== Material to process ==

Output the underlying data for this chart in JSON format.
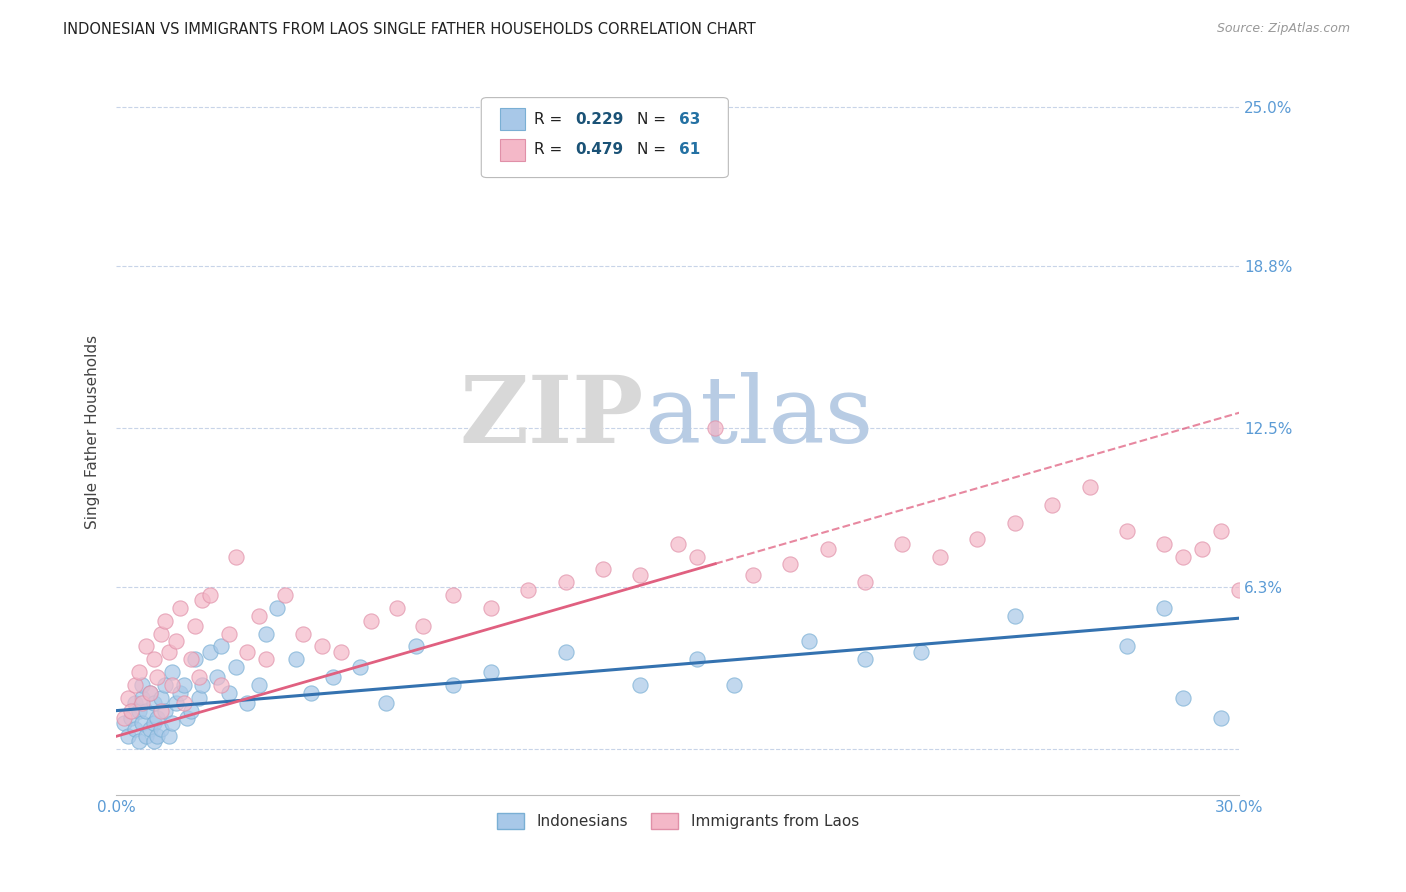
{
  "title": "INDONESIAN VS IMMIGRANTS FROM LAOS SINGLE FATHER HOUSEHOLDS CORRELATION CHART",
  "source": "Source: ZipAtlas.com",
  "ylabel": "Single Father Households",
  "xlim": [
    0.0,
    0.3
  ],
  "ylim": [
    -0.018,
    0.265
  ],
  "ytick_positions": [
    0.0,
    0.063,
    0.125,
    0.188,
    0.25
  ],
  "ytick_labels": [
    "",
    "6.3%",
    "12.5%",
    "18.8%",
    "25.0%"
  ],
  "R_blue": 0.229,
  "N_blue": 63,
  "R_pink": 0.479,
  "N_pink": 61,
  "blue_color": "#a8c8e8",
  "blue_edge_color": "#7aafd4",
  "blue_line_color": "#3472b0",
  "pink_color": "#f4b8c8",
  "pink_edge_color": "#e090a8",
  "pink_line_color": "#e06080",
  "axis_tick_color": "#5b9bd5",
  "grid_color": "#c8d4e8",
  "title_color": "#222222",
  "watermark_zip_color": "#d8d8d8",
  "watermark_atlas_color": "#b8cce4",
  "legend_R_color": "#1a5276",
  "legend_N_color": "#2471a3",
  "blue_intercept": 0.015,
  "blue_slope": 0.12,
  "pink_intercept": 0.005,
  "pink_slope": 0.42,
  "blue_scatter_x": [
    0.002,
    0.003,
    0.004,
    0.005,
    0.005,
    0.006,
    0.006,
    0.007,
    0.007,
    0.007,
    0.008,
    0.008,
    0.009,
    0.009,
    0.01,
    0.01,
    0.01,
    0.011,
    0.011,
    0.012,
    0.012,
    0.013,
    0.013,
    0.014,
    0.015,
    0.015,
    0.016,
    0.017,
    0.018,
    0.019,
    0.02,
    0.021,
    0.022,
    0.023,
    0.025,
    0.027,
    0.028,
    0.03,
    0.032,
    0.035,
    0.038,
    0.04,
    0.043,
    0.048,
    0.052,
    0.058,
    0.065,
    0.072,
    0.08,
    0.09,
    0.1,
    0.12,
    0.14,
    0.155,
    0.165,
    0.185,
    0.2,
    0.215,
    0.24,
    0.27,
    0.28,
    0.285,
    0.295
  ],
  "blue_scatter_y": [
    0.01,
    0.005,
    0.012,
    0.008,
    0.018,
    0.003,
    0.015,
    0.01,
    0.02,
    0.025,
    0.005,
    0.015,
    0.008,
    0.022,
    0.003,
    0.01,
    0.018,
    0.005,
    0.012,
    0.008,
    0.02,
    0.025,
    0.015,
    0.005,
    0.01,
    0.03,
    0.018,
    0.022,
    0.025,
    0.012,
    0.015,
    0.035,
    0.02,
    0.025,
    0.038,
    0.028,
    0.04,
    0.022,
    0.032,
    0.018,
    0.025,
    0.045,
    0.055,
    0.035,
    0.022,
    0.028,
    0.032,
    0.018,
    0.04,
    0.025,
    0.03,
    0.038,
    0.025,
    0.035,
    0.025,
    0.042,
    0.035,
    0.038,
    0.052,
    0.04,
    0.055,
    0.02,
    0.012
  ],
  "pink_scatter_x": [
    0.002,
    0.003,
    0.004,
    0.005,
    0.006,
    0.007,
    0.008,
    0.009,
    0.01,
    0.011,
    0.012,
    0.012,
    0.013,
    0.014,
    0.015,
    0.016,
    0.017,
    0.018,
    0.02,
    0.021,
    0.022,
    0.023,
    0.025,
    0.028,
    0.03,
    0.032,
    0.035,
    0.038,
    0.04,
    0.045,
    0.05,
    0.055,
    0.06,
    0.068,
    0.075,
    0.082,
    0.09,
    0.1,
    0.11,
    0.12,
    0.13,
    0.14,
    0.15,
    0.155,
    0.16,
    0.17,
    0.18,
    0.19,
    0.2,
    0.21,
    0.22,
    0.23,
    0.24,
    0.25,
    0.26,
    0.27,
    0.28,
    0.285,
    0.29,
    0.295,
    0.3
  ],
  "pink_scatter_y": [
    0.012,
    0.02,
    0.015,
    0.025,
    0.03,
    0.018,
    0.04,
    0.022,
    0.035,
    0.028,
    0.045,
    0.015,
    0.05,
    0.038,
    0.025,
    0.042,
    0.055,
    0.018,
    0.035,
    0.048,
    0.028,
    0.058,
    0.06,
    0.025,
    0.045,
    0.075,
    0.038,
    0.052,
    0.035,
    0.06,
    0.045,
    0.04,
    0.038,
    0.05,
    0.055,
    0.048,
    0.06,
    0.055,
    0.062,
    0.065,
    0.07,
    0.068,
    0.08,
    0.075,
    0.125,
    0.068,
    0.072,
    0.078,
    0.065,
    0.08,
    0.075,
    0.082,
    0.088,
    0.095,
    0.102,
    0.085,
    0.08,
    0.075,
    0.078,
    0.085,
    0.062
  ]
}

===

**Task objective:** Repeat the records above verbatim, with no pictures in the result.

**Task solution:**
Output the underlying data for this chart in JSON format.
{
  "title": "INDONESIAN VS IMMIGRANTS FROM LAOS SINGLE FATHER HOUSEHOLDS CORRELATION CHART",
  "source": "Source: ZipAtlas.com",
  "ylabel": "Single Father Households",
  "xlim": [
    0.0,
    0.3
  ],
  "ylim": [
    -0.018,
    0.265
  ],
  "ytick_positions": [
    0.0,
    0.063,
    0.125,
    0.188,
    0.25
  ],
  "ytick_labels": [
    "",
    "6.3%",
    "12.5%",
    "18.8%",
    "25.0%"
  ],
  "R_blue": 0.229,
  "N_blue": 63,
  "R_pink": 0.479,
  "N_pink": 61,
  "blue_color": "#a8c8e8",
  "blue_edge_color": "#7aafd4",
  "blue_line_color": "#3472b0",
  "pink_color": "#f4b8c8",
  "pink_edge_color": "#e090a8",
  "pink_line_color": "#e06080",
  "axis_tick_color": "#5b9bd5",
  "grid_color": "#c8d4e8",
  "title_color": "#222222",
  "watermark_zip_color": "#d8d8d8",
  "watermark_atlas_color": "#b8cce4",
  "legend_R_color": "#1a5276",
  "legend_N_color": "#2471a3",
  "blue_intercept": 0.015,
  "blue_slope": 0.12,
  "pink_intercept": 0.005,
  "pink_slope": 0.42,
  "blue_scatter_x": [
    0.002,
    0.003,
    0.004,
    0.005,
    0.005,
    0.006,
    0.006,
    0.007,
    0.007,
    0.007,
    0.008,
    0.008,
    0.009,
    0.009,
    0.01,
    0.01,
    0.01,
    0.011,
    0.011,
    0.012,
    0.012,
    0.013,
    0.013,
    0.014,
    0.015,
    0.015,
    0.016,
    0.017,
    0.018,
    0.019,
    0.02,
    0.021,
    0.022,
    0.023,
    0.025,
    0.027,
    0.028,
    0.03,
    0.032,
    0.035,
    0.038,
    0.04,
    0.043,
    0.048,
    0.052,
    0.058,
    0.065,
    0.072,
    0.08,
    0.09,
    0.1,
    0.12,
    0.14,
    0.155,
    0.165,
    0.185,
    0.2,
    0.215,
    0.24,
    0.27,
    0.28,
    0.285,
    0.295
  ],
  "blue_scatter_y": [
    0.01,
    0.005,
    0.012,
    0.008,
    0.018,
    0.003,
    0.015,
    0.01,
    0.02,
    0.025,
    0.005,
    0.015,
    0.008,
    0.022,
    0.003,
    0.01,
    0.018,
    0.005,
    0.012,
    0.008,
    0.02,
    0.025,
    0.015,
    0.005,
    0.01,
    0.03,
    0.018,
    0.022,
    0.025,
    0.012,
    0.015,
    0.035,
    0.02,
    0.025,
    0.038,
    0.028,
    0.04,
    0.022,
    0.032,
    0.018,
    0.025,
    0.045,
    0.055,
    0.035,
    0.022,
    0.028,
    0.032,
    0.018,
    0.04,
    0.025,
    0.03,
    0.038,
    0.025,
    0.035,
    0.025,
    0.042,
    0.035,
    0.038,
    0.052,
    0.04,
    0.055,
    0.02,
    0.012
  ],
  "pink_scatter_x": [
    0.002,
    0.003,
    0.004,
    0.005,
    0.006,
    0.007,
    0.008,
    0.009,
    0.01,
    0.011,
    0.012,
    0.012,
    0.013,
    0.014,
    0.015,
    0.016,
    0.017,
    0.018,
    0.02,
    0.021,
    0.022,
    0.023,
    0.025,
    0.028,
    0.03,
    0.032,
    0.035,
    0.038,
    0.04,
    0.045,
    0.05,
    0.055,
    0.06,
    0.068,
    0.075,
    0.082,
    0.09,
    0.1,
    0.11,
    0.12,
    0.13,
    0.14,
    0.15,
    0.155,
    0.16,
    0.17,
    0.18,
    0.19,
    0.2,
    0.21,
    0.22,
    0.23,
    0.24,
    0.25,
    0.26,
    0.27,
    0.28,
    0.285,
    0.29,
    0.295,
    0.3
  ],
  "pink_scatter_y": [
    0.012,
    0.02,
    0.015,
    0.025,
    0.03,
    0.018,
    0.04,
    0.022,
    0.035,
    0.028,
    0.045,
    0.015,
    0.05,
    0.038,
    0.025,
    0.042,
    0.055,
    0.018,
    0.035,
    0.048,
    0.028,
    0.058,
    0.06,
    0.025,
    0.045,
    0.075,
    0.038,
    0.052,
    0.035,
    0.06,
    0.045,
    0.04,
    0.038,
    0.05,
    0.055,
    0.048,
    0.06,
    0.055,
    0.062,
    0.065,
    0.07,
    0.068,
    0.08,
    0.075,
    0.125,
    0.068,
    0.072,
    0.078,
    0.065,
    0.08,
    0.075,
    0.082,
    0.088,
    0.095,
    0.102,
    0.085,
    0.08,
    0.075,
    0.078,
    0.085,
    0.062
  ]
}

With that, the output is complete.